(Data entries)
= = = = =
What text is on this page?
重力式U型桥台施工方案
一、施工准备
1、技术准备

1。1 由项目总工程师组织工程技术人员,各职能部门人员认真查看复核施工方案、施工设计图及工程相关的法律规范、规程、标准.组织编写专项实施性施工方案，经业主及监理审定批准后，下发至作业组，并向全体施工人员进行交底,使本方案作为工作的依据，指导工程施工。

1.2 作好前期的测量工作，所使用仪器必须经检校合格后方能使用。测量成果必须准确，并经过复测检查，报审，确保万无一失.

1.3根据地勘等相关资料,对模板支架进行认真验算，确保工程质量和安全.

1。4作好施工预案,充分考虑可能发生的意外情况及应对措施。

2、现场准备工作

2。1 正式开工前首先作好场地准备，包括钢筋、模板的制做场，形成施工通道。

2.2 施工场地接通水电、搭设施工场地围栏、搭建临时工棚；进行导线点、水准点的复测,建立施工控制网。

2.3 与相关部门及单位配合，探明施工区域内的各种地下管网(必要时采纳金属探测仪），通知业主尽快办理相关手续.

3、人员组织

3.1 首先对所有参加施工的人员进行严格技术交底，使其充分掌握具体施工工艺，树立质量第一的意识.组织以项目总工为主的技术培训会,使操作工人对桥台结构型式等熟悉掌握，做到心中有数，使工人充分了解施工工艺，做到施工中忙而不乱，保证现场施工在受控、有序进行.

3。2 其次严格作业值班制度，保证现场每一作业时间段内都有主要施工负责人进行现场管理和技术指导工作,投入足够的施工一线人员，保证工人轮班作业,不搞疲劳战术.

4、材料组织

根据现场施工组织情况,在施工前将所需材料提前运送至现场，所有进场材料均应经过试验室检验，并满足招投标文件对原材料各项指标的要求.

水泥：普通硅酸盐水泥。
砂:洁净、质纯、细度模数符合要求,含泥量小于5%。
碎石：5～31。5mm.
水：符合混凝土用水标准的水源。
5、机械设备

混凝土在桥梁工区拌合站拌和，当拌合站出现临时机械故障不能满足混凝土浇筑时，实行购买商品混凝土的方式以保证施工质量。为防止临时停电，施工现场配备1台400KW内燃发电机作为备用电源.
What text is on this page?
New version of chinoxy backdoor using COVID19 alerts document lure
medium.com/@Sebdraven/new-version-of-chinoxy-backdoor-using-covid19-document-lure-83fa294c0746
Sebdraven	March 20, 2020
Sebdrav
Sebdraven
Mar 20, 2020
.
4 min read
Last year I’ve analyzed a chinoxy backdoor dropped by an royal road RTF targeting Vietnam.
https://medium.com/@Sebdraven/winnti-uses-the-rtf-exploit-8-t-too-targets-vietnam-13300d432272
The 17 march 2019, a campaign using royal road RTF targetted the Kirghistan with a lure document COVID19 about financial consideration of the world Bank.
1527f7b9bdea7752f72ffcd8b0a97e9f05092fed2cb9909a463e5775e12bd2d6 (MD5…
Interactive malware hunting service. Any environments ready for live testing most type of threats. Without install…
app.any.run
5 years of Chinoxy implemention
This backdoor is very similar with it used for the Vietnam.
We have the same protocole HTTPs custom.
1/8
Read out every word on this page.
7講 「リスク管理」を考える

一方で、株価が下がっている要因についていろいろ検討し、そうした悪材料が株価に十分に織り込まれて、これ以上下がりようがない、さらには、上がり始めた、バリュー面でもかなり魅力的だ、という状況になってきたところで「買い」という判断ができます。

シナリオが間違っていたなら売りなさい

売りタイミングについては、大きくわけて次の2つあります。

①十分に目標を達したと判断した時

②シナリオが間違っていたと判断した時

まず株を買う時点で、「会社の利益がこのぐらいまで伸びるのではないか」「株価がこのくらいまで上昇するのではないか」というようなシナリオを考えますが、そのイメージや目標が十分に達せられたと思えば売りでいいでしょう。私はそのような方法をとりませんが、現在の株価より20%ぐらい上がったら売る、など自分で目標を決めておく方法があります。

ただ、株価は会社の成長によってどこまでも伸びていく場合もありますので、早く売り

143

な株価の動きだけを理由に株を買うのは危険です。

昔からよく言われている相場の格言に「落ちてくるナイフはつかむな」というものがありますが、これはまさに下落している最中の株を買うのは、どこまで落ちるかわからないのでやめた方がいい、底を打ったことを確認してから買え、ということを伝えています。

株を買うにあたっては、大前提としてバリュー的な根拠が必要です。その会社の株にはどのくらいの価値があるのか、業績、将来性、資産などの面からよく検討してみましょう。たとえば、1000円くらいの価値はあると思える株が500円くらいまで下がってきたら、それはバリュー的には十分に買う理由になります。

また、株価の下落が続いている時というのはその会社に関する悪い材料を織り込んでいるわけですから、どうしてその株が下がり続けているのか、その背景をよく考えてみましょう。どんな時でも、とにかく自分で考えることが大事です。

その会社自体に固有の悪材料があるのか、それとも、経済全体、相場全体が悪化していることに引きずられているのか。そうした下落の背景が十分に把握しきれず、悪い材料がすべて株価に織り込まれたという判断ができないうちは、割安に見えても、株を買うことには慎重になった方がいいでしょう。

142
= = = = =
__Problem to work on__.
Scan the material for lines with the word "version", and copy each line you find.

__Finished exercise__.
New version of chinoxy backdoor using COVID19 alerts document lure
medium.com/@Sebdraven/new-version-of-chinoxy-backdoor-using-covid19-document-lure-83fa294c0746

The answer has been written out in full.